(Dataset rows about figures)
+++++

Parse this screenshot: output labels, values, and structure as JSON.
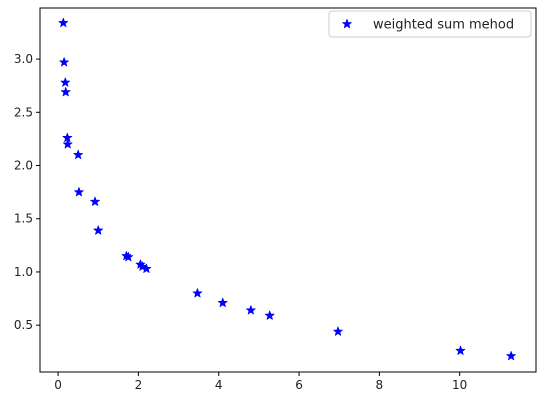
{
  "chart_data": {
    "type": "scatter",
    "title": "",
    "xlabel": "",
    "ylabel": "",
    "xlim": [
      -0.45,
      11.9
    ],
    "ylim": [
      0.06,
      3.48
    ],
    "x_ticks": [
      0,
      2,
      4,
      6,
      8,
      10
    ],
    "x_tick_labels": [
      "0",
      "2",
      "4",
      "6",
      "8",
      "10"
    ],
    "y_ticks": [
      0.5,
      1.0,
      1.5,
      2.0,
      2.5,
      3.0
    ],
    "y_tick_labels": [
      "0.5",
      "1.0",
      "1.5",
      "2.0",
      "2.5",
      "3.0"
    ],
    "grid": false,
    "legend": {
      "placement": "top-right",
      "entries": [
        {
          "label": "weighted sum mehod",
          "marker": "star",
          "color": "#0000ff"
        }
      ]
    },
    "series": [
      {
        "name": "weighted sum mehod",
        "color": "#0000ff",
        "marker": "star",
        "points": [
          {
            "x": 0.13,
            "y": 3.34
          },
          {
            "x": 0.15,
            "y": 2.97
          },
          {
            "x": 0.18,
            "y": 2.78
          },
          {
            "x": 0.19,
            "y": 2.69
          },
          {
            "x": 0.23,
            "y": 2.26
          },
          {
            "x": 0.24,
            "y": 2.2
          },
          {
            "x": 0.5,
            "y": 2.1
          },
          {
            "x": 0.52,
            "y": 1.75
          },
          {
            "x": 0.92,
            "y": 1.66
          },
          {
            "x": 1.0,
            "y": 1.39
          },
          {
            "x": 1.7,
            "y": 1.15
          },
          {
            "x": 1.75,
            "y": 1.14
          },
          {
            "x": 2.05,
            "y": 1.07
          },
          {
            "x": 2.1,
            "y": 1.05
          },
          {
            "x": 2.2,
            "y": 1.03
          },
          {
            "x": 3.47,
            "y": 0.8
          },
          {
            "x": 4.1,
            "y": 0.71
          },
          {
            "x": 4.8,
            "y": 0.64
          },
          {
            "x": 5.27,
            "y": 0.59
          },
          {
            "x": 6.97,
            "y": 0.44
          },
          {
            "x": 10.02,
            "y": 0.26
          },
          {
            "x": 11.28,
            "y": 0.21
          }
        ]
      }
    ]
  }
}
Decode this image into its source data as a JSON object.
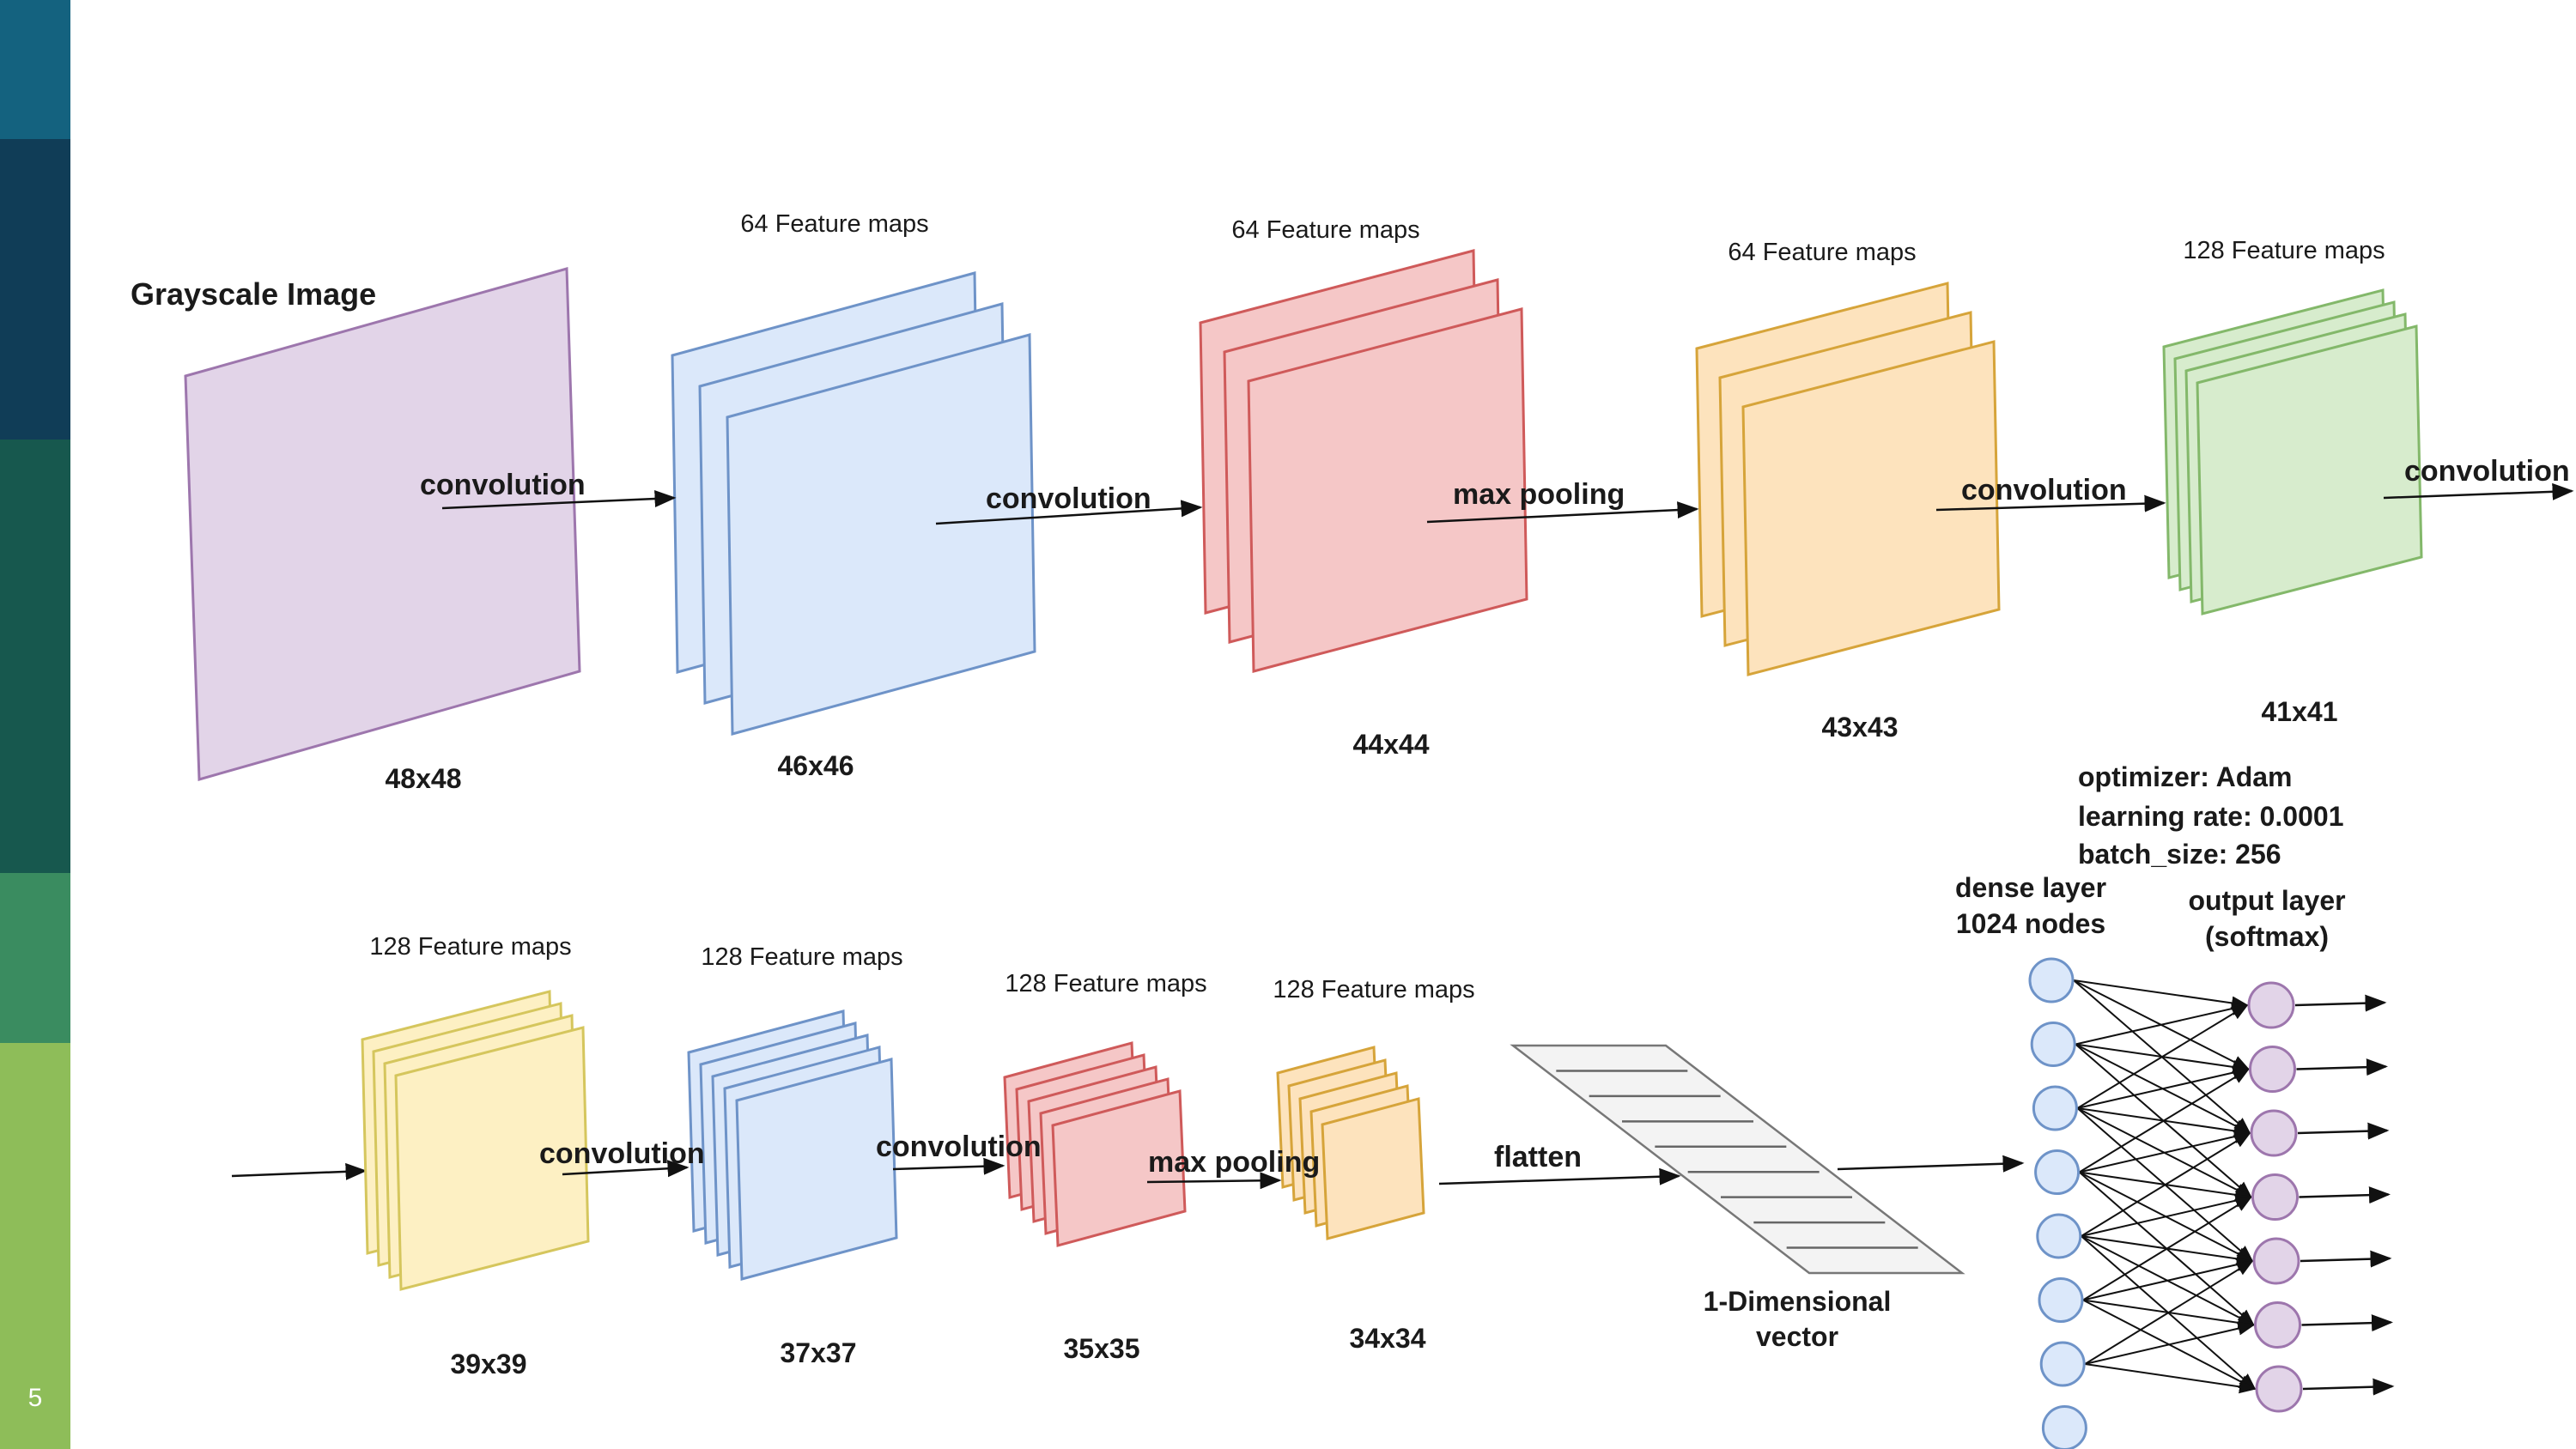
{
  "slide": {
    "number": "5"
  },
  "colors": {
    "side_strip": [
      "#14627f",
      "#103d57",
      "#17584e",
      "#3a8c60",
      "#8ebd59"
    ],
    "purple": {
      "fill": "#e2d4e8",
      "stroke": "#9d76ad"
    },
    "blue": {
      "fill": "#dbe8fa",
      "stroke": "#6e93c8"
    },
    "red": {
      "fill": "#f5c7c7",
      "stroke": "#cf5a5a"
    },
    "orange": {
      "fill": "#fde3bd",
      "stroke": "#d6a43a"
    },
    "green": {
      "fill": "#d7eccd",
      "stroke": "#83b86a"
    },
    "yellow": {
      "fill": "#fdf0c3",
      "stroke": "#d5c65d"
    },
    "dense_node": {
      "fill": "#dbe8fa",
      "stroke": "#6e93c8"
    },
    "output_node": {
      "fill": "#e2d4e8",
      "stroke": "#9d76ad"
    }
  },
  "row1": {
    "input": {
      "title": "Grayscale Image",
      "dims": "48x48",
      "color": "purple"
    },
    "stages": [
      {
        "header": "64 Feature maps",
        "dims": "46x46",
        "color": "blue"
      },
      {
        "header": "64 Feature maps",
        "dims": "44x44",
        "color": "red"
      },
      {
        "header": "64 Feature maps",
        "dims": "43x43",
        "color": "orange"
      },
      {
        "header": "128 Feature maps",
        "dims": "41x41",
        "color": "green"
      }
    ],
    "operations": [
      "convolution",
      "convolution",
      "max pooling",
      "convolution",
      "convolution"
    ]
  },
  "row2": {
    "stages": [
      {
        "header": "128 Feature maps",
        "dims": "39x39",
        "color": "yellow"
      },
      {
        "header": "128 Feature maps",
        "dims": "37x37",
        "color": "blue"
      },
      {
        "header": "128 Feature maps",
        "dims": "35x35",
        "color": "red"
      },
      {
        "header": "128 Feature maps",
        "dims": "34x34",
        "color": "orange"
      }
    ],
    "operations": [
      "convolution",
      "convolution",
      "max pooling",
      "flatten"
    ],
    "vector": {
      "line1": "1-Dimensional",
      "line2": "vector"
    }
  },
  "dense": {
    "title_line1": "dense layer",
    "title_line2": "1024 nodes",
    "output_line1": "output layer",
    "output_line2": "(softmax)",
    "optimizer": "optimizer: Adam",
    "learning_rate": "learning rate: 0.0001",
    "batch_size": "batch_size: 256",
    "dense_nodes": 8,
    "output_nodes": 7
  }
}
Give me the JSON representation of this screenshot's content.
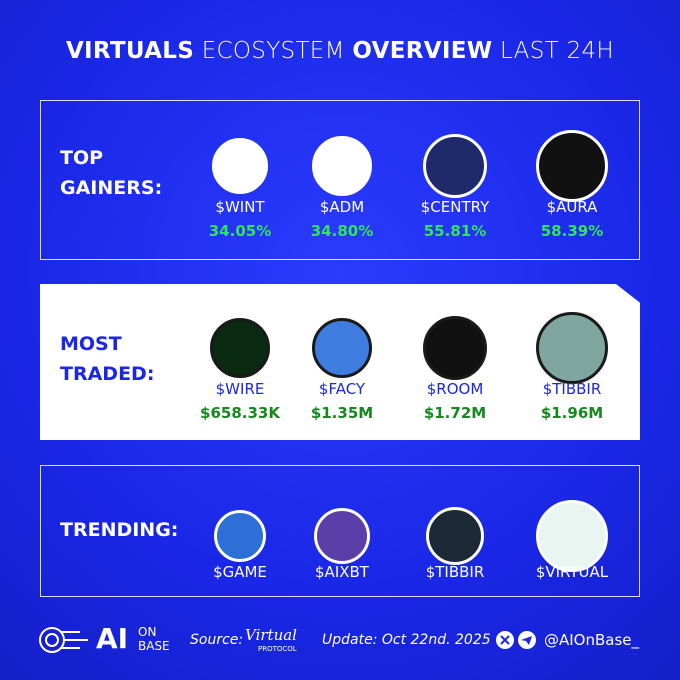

+++++

__Exercise details__
Reproduce the entries exactly. Do not carry over any picture.

__Answer for this exercise__
Parse this screenshot: output labels, values, and structure as JSON.
{
  "chart_data": {
    "type": "scatter",
    "title": "",
    "xlabel": "",
    "ylabel": "",
    "xlim": [
      -0.45,
      11.9
    ],
    "ylim": [
      0.06,
      3.48
    ],
    "x_ticks": [
      0,
      2,
      4,
      6,
      8,
      10
    ],
    "x_tick_labels": [
      "0",
      "2",
      "4",
      "6",
      "8",
      "10"
    ],
    "y_ticks": [
      0.5,
      1.0,
      1.5,
      2.0,
      2.5,
      3.0
    ],
    "y_tick_labels": [
      "0.5",
      "1.0",
      "1.5",
      "2.0",
      "2.5",
      "3.0"
    ],
    "grid": false,
    "legend": {
      "placement": "top-right",
      "entries": [
        {
          "label": "weighted sum mehod",
          "marker": "star",
          "color": "#0000ff"
        }
      ]
    },
    "series": [
      {
        "name": "weighted sum mehod",
        "color": "#0000ff",
        "marker": "star",
        "points": [
          {
            "x": 0.13,
            "y": 3.34
          },
          {
            "x": 0.15,
            "y": 2.97
          },
          {
            "x": 0.18,
            "y": 2.78
          },
          {
            "x": 0.19,
            "y": 2.69
          },
          {
            "x": 0.23,
            "y": 2.26
          },
          {
            "x": 0.24,
            "y": 2.2
          },
          {
            "x": 0.5,
            "y": 2.1
          },
          {
            "x": 0.52,
            "y": 1.75
          },
          {
            "x": 0.92,
            "y": 1.66
          },
          {
            "x": 1.0,
            "y": 1.39
          },
          {
            "x": 1.7,
            "y": 1.15
          },
          {
            "x": 1.75,
            "y": 1.14
          },
          {
            "x": 2.05,
            "y": 1.07
          },
          {
            "x": 2.1,
            "y": 1.05
          },
          {
            "x": 2.2,
            "y": 1.03
          },
          {
            "x": 3.47,
            "y": 0.8
          },
          {
            "x": 4.1,
            "y": 0.71
          },
          {
            "x": 4.8,
            "y": 0.64
          },
          {
            "x": 5.27,
            "y": 0.59
          },
          {
            "x": 6.97,
            "y": 0.44
          },
          {
            "x": 10.02,
            "y": 0.26
          },
          {
            "x": 11.28,
            "y": 0.21
          }
        ]
      }
    ]
  }
}
Decode this image into its source data as a JSON object.
{
  "slide": {
    "number": "5"
  },
  "colors": {
    "side_strip": [
      "#14627f",
      "#103d57",
      "#17584e",
      "#3a8c60",
      "#8ebd59"
    ],
    "purple": {
      "fill": "#e2d4e8",
      "stroke": "#9d76ad"
    },
    "blue": {
      "fill": "#dbe8fa",
      "stroke": "#6e93c8"
    },
    "red": {
      "fill": "#f5c7c7",
      "stroke": "#cf5a5a"
    },
    "orange": {
      "fill": "#fde3bd",
      "stroke": "#d6a43a"
    },
    "green": {
      "fill": "#d7eccd",
      "stroke": "#83b86a"
    },
    "yellow": {
      "fill": "#fdf0c3",
      "stroke": "#d5c65d"
    },
    "dense_node": {
      "fill": "#dbe8fa",
      "stroke": "#6e93c8"
    },
    "output_node": {
      "fill": "#e2d4e8",
      "stroke": "#9d76ad"
    }
  },
  "row1": {
    "input": {
      "title": "Grayscale Image",
      "dims": "48x48",
      "color": "purple"
    },
    "stages": [
      {
        "header": "64 Feature maps",
        "dims": "46x46",
        "color": "blue"
      },
      {
        "header": "64 Feature maps",
        "dims": "44x44",
        "color": "red"
      },
      {
        "header": "64 Feature maps",
        "dims": "43x43",
        "color": "orange"
      },
      {
        "header": "128 Feature maps",
        "dims": "41x41",
        "color": "green"
      }
    ],
    "operations": [
      "convolution",
      "convolution",
      "max pooling",
      "convolution",
      "convolution"
    ]
  },
  "row2": {
    "stages": [
      {
        "header": "128 Feature maps",
        "dims": "39x39",
        "color": "yellow"
      },
      {
        "header": "128 Feature maps",
        "dims": "37x37",
        "color": "blue"
      },
      {
        "header": "128 Feature maps",
        "dims": "35x35",
        "color": "red"
      },
      {
        "header": "128 Feature maps",
        "dims": "34x34",
        "color": "orange"
      }
    ],
    "operations": [
      "convolution",
      "convolution",
      "max pooling",
      "flatten"
    ],
    "vector": {
      "line1": "1-Dimensional",
      "line2": "vector"
    }
  },
  "dense": {
    "title_line1": "dense layer",
    "title_line2": "1024 nodes",
    "output_line1": "output layer",
    "output_line2": "(softmax)",
    "optimizer": "optimizer: Adam",
    "learning_rate": "learning rate: 0.0001",
    "batch_size": "batch_size: 256",
    "dense_nodes": 8,
    "output_nodes": 7
  }
}
Give me the JSON representation of this screenshot's content.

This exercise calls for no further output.